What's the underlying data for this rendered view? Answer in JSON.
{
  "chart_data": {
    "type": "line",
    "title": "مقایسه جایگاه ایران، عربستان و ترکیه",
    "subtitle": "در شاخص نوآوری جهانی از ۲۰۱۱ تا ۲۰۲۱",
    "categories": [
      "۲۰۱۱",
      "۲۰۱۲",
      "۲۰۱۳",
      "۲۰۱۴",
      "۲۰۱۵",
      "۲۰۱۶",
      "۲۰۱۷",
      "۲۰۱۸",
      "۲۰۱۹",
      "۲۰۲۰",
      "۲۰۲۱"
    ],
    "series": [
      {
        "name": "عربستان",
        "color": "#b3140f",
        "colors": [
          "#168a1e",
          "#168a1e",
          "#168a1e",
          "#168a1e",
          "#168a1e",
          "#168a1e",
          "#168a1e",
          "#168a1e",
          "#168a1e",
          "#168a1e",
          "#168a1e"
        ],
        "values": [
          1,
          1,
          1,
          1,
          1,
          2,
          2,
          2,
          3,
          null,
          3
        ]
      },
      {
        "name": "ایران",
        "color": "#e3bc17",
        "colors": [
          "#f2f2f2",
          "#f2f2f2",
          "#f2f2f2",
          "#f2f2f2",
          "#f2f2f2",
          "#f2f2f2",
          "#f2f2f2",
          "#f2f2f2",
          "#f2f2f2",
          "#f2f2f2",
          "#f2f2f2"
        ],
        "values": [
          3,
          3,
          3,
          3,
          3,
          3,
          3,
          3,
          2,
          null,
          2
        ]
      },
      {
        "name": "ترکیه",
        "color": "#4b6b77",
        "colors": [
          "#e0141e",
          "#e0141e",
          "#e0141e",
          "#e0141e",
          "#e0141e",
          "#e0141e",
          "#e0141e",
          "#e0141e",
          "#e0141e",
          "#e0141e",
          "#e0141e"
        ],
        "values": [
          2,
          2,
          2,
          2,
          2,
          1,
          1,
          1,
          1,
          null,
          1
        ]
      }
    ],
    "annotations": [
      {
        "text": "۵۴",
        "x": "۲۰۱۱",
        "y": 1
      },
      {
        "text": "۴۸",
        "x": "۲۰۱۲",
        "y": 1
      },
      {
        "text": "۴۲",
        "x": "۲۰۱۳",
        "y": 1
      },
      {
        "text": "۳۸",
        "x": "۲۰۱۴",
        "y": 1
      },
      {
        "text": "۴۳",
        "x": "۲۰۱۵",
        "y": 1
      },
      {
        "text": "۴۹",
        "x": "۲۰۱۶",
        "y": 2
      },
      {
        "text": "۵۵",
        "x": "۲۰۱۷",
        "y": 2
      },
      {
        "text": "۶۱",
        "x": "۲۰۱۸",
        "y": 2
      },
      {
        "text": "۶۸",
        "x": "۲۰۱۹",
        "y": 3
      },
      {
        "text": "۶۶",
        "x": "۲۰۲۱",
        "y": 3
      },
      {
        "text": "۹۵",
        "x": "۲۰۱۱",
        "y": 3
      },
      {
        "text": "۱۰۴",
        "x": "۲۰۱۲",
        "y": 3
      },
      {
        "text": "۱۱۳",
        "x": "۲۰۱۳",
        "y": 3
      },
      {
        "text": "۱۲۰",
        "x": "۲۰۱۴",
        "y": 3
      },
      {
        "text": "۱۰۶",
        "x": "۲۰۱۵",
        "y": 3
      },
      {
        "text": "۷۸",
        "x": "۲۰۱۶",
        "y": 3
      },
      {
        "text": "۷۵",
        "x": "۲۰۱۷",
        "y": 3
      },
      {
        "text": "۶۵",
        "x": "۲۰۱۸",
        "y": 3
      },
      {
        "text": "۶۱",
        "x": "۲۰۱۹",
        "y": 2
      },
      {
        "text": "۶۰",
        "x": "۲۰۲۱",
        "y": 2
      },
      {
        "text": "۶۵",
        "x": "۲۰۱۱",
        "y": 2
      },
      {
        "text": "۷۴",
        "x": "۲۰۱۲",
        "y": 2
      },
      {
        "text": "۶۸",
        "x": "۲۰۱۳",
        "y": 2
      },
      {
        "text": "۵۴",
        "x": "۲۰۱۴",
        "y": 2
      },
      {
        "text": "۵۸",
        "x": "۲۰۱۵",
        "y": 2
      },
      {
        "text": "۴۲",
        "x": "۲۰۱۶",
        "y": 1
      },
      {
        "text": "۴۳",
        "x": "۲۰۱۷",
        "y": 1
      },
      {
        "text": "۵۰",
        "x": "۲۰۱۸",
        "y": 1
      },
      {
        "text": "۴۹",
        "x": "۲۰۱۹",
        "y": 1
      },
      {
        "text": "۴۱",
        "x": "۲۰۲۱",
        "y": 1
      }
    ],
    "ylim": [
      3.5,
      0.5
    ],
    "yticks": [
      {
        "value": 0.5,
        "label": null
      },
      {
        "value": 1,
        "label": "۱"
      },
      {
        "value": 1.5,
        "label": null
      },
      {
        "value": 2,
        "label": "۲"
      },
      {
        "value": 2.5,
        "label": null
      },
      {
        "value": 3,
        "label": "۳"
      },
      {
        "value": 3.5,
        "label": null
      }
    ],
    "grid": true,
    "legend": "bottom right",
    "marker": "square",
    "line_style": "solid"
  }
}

# # # # # # #

**Task to complete**
Which lines contain "عربستان"? Copy each of them.

**Task output**
    "title": "مقایسه جایگاه ایران، عربستان و ترکیه",
        "name": "عربستان",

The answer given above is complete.